For each line of the data below that holds "letter", copy the line.

Records from a collection of figures

— Start —

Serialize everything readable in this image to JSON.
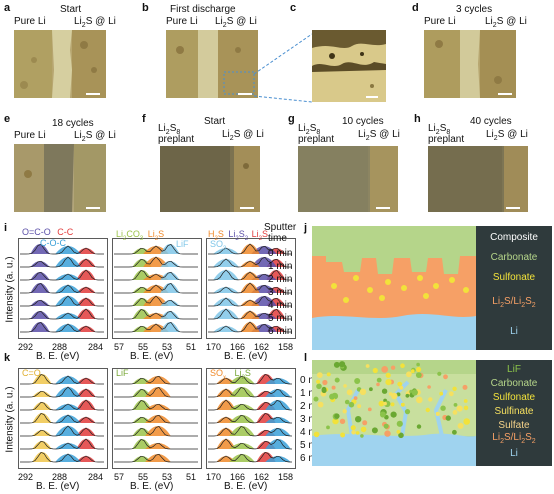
{
  "panels": {
    "a": {
      "letter": "a",
      "title": "Start",
      "left": "Pure Li",
      "right": "Li",
      "right_sub": "2",
      "right_end": "S @ Li"
    },
    "b": {
      "letter": "b",
      "title": "First discharge",
      "left": "Pure Li",
      "right": "Li",
      "right_sub": "2",
      "right_end": "S @ Li"
    },
    "c": {
      "letter": "c"
    },
    "d": {
      "letter": "d",
      "title": "3 cycles",
      "left": "Pure Li",
      "right": "Li",
      "right_sub": "2",
      "right_end": "S @ Li"
    },
    "e": {
      "letter": "e",
      "title": "18 cycles",
      "left": "Pure Li",
      "right": "Li",
      "right_sub": "2",
      "right_end": "S @ Li"
    },
    "f": {
      "letter": "f",
      "title": "Start",
      "left1": "Li",
      "left1_sub": "2",
      "left1_end": "S",
      "left1_sub2": "8",
      "left2": "preplant",
      "right": "Li",
      "right_sub": "2",
      "right_end": "S @ Li"
    },
    "g": {
      "letter": "g",
      "title": "10 cycles",
      "left1": "Li",
      "left1_sub": "2",
      "left1_end": "S",
      "left1_sub2": "8",
      "left2": "preplant",
      "right": "Li",
      "right_sub": "2",
      "right_end": "S @ Li"
    },
    "h": {
      "letter": "h",
      "title": "40 cycles",
      "left1": "Li",
      "left1_sub": "2",
      "left1_end": "S",
      "left1_sub2": "8",
      "left2": "preplant",
      "right": "Li",
      "right_sub": "2",
      "right_end": "S @ Li"
    }
  },
  "xps_i": {
    "letter": "i",
    "ylabel": "Intensity (a. u.)",
    "xlabel": "B. E. (eV)",
    "c1s": {
      "ticks": [
        "292",
        "288",
        "284"
      ],
      "legend": [
        "O=C-O",
        "C-C",
        "C-O-C"
      ],
      "legend_colors": [
        "#5b4fa8",
        "#e23b3b",
        "#3aa0d8"
      ]
    },
    "li1s": {
      "ticks": [
        "57",
        "55",
        "53",
        "51"
      ],
      "legend": [
        "Li",
        "CO",
        "Li",
        "S",
        "LiF"
      ],
      "legend_colors": [
        "#9bc34a",
        "#f08a2a",
        "#7fc6e8"
      ]
    },
    "s2p": {
      "ticks": [
        "170",
        "166",
        "162",
        "158"
      ],
      "legend": [
        "H",
        "S",
        "Li",
        "S",
        "Li",
        "S",
        "SO"
      ],
      "legend_colors": [
        "#f08a2a",
        "#5b4fa8",
        "#e23b3b",
        "#7fc6e8"
      ]
    }
  },
  "xps_k": {
    "letter": "k",
    "ylabel": "Intensity (a. u.)",
    "xlabel": "B. E. (eV)",
    "c1s": {
      "ticks": [
        "292",
        "288",
        "284"
      ],
      "legend": [
        "C=O"
      ],
      "legend_colors": [
        "#f0c64a"
      ]
    },
    "li1s": {
      "ticks": [
        "57",
        "55",
        "53",
        "51"
      ],
      "legend": [
        "LiF"
      ],
      "legend_colors": [
        "#9bc34a"
      ]
    },
    "s2p": {
      "ticks": [
        "170",
        "166",
        "162",
        "158"
      ],
      "legend": [
        "SO",
        "Li",
        "S"
      ],
      "legend_colors": [
        "#f08a2a",
        "#9bc34a"
      ]
    }
  },
  "sputter": {
    "title1": "Sputter",
    "title2": "time",
    "times": [
      "0 min",
      "1 min",
      "2 min",
      "3 min",
      "4 min",
      "5 min",
      "6 min"
    ]
  },
  "schematic_j": {
    "letter": "j",
    "legend": [
      {
        "text": "Composite",
        "color": "#ffffff"
      },
      {
        "text": "Carbonate",
        "color": "#b5d58a"
      },
      {
        "text": "Sulfonate",
        "color": "#f2e23a"
      },
      {
        "text": "Li",
        "sub": "2",
        "mid": "S/Li",
        "sub2": "2",
        "end": "S",
        "sub3": "2",
        "color": "#f6a066"
      },
      {
        "text": "Li",
        "color": "#9fd3ef"
      }
    ]
  },
  "schematic_l": {
    "letter": "l",
    "legend": [
      {
        "text": "LiF",
        "color": "#8bc34a"
      },
      {
        "text": "Carbonate",
        "color": "#b5d58a"
      },
      {
        "text": "Sulfonate",
        "color": "#f2e23a"
      },
      {
        "text": "Sulfinate",
        "color": "#f6e060"
      },
      {
        "text": "Sulfate",
        "color": "#f6d38a"
      },
      {
        "text": "Li",
        "sub": "2",
        "mid": "S/Li",
        "sub2": "2",
        "end": "S",
        "sub3": "2",
        "color": "#f6a066"
      },
      {
        "text": "Li",
        "color": "#9fd3ef"
      }
    ]
  }
}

— End —

- [Task response]:
      "letter": "a",
      "letter": "b",
      "letter": "c"
      "letter": "d",
      "letter": "e",
      "letter": "f",
      "letter": "g",
      "letter": "h",
    "letter": "i",
    "letter": "k",
    "letter": "j",
    "letter": "l",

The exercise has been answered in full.